YOUR OBJECTIVE:
Give the listing again character for character, but drop the images.

GIVEN RECORDS:
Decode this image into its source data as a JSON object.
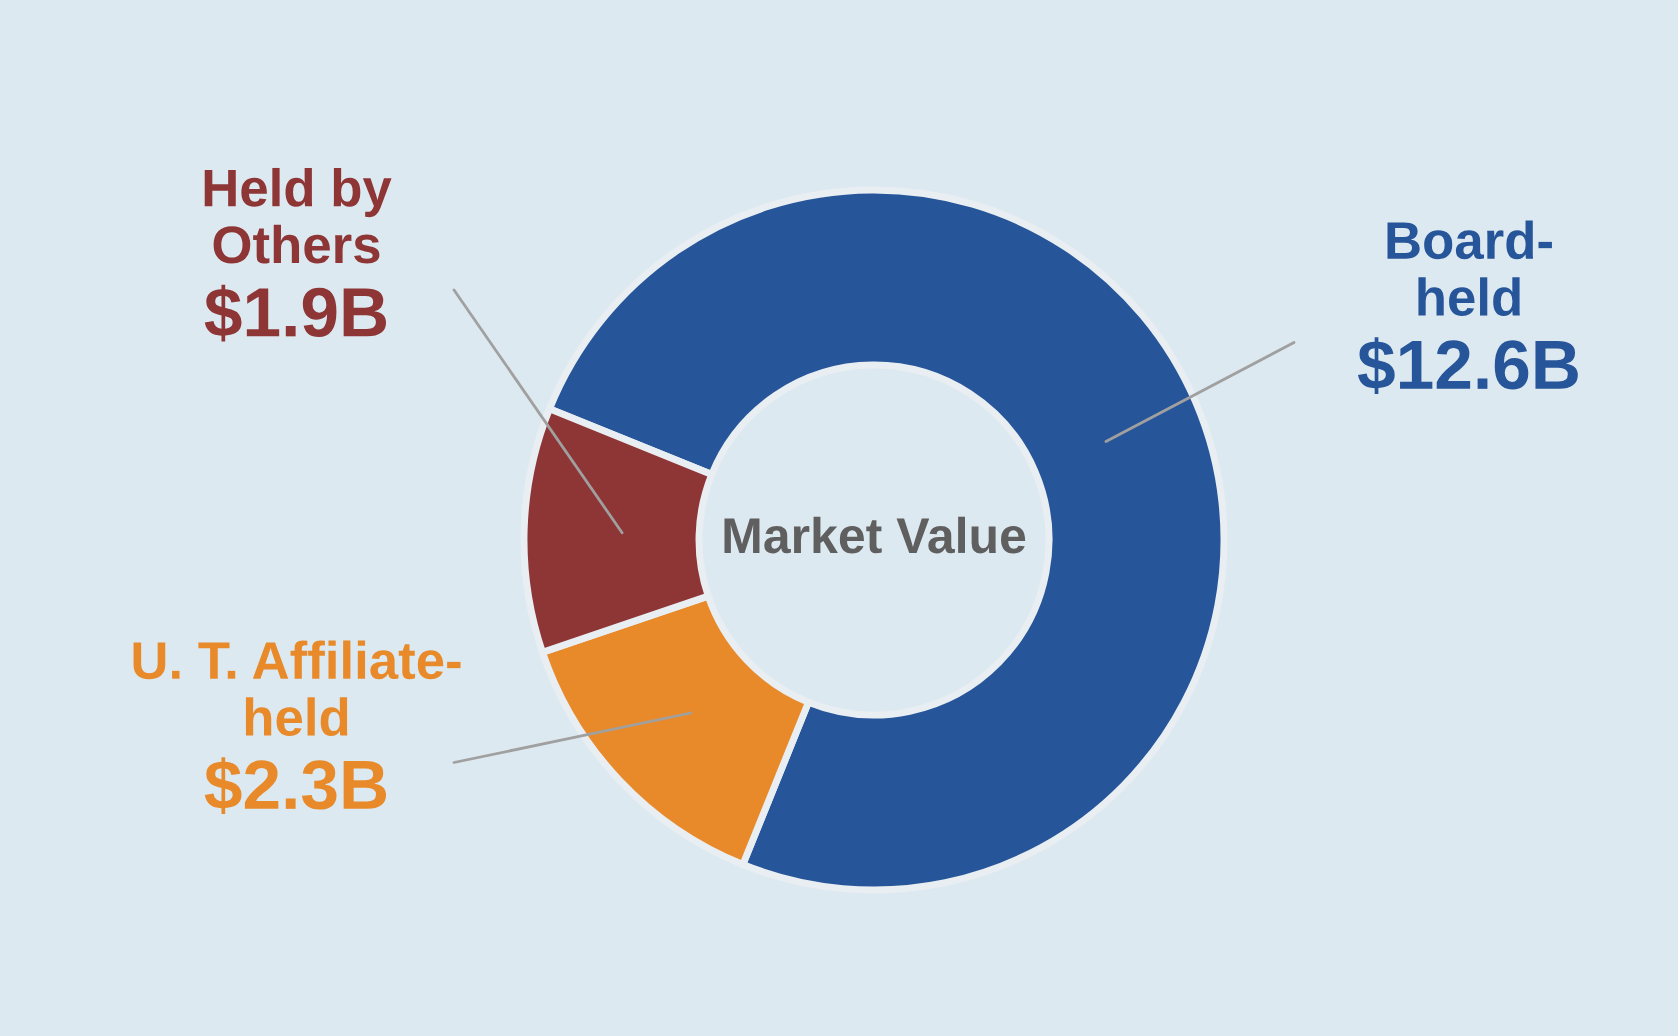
{
  "chart_data": {
    "type": "donut",
    "title": "Market Value",
    "categories": [
      "Board-\nheld",
      "U. T. Affiliate-\nheld",
      "Held by\nOthers"
    ],
    "values": [
      12.6,
      2.3,
      1.9
    ],
    "value_labels": [
      "$12.6B",
      "$2.3B",
      "$1.9B"
    ],
    "colors": [
      "#27559a",
      "#e88a2a",
      "#8e3535"
    ],
    "legend": false
  }
}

ANSWER TO THIS EXERCISE:
Decode this image into its source data as a JSON object.
{
  "chart_data": {
    "type": "donut",
    "title": "Market Value",
    "categories": [
      "Board-\nheld",
      "U. T. Affiliate-\nheld",
      "Held by\nOthers"
    ],
    "values": [
      12.6,
      2.3,
      1.9
    ],
    "value_labels": [
      "$12.6B",
      "$2.3B",
      "$1.9B"
    ],
    "colors": [
      "#27559a",
      "#e88a2a",
      "#8e3535"
    ],
    "legend": false
  }
}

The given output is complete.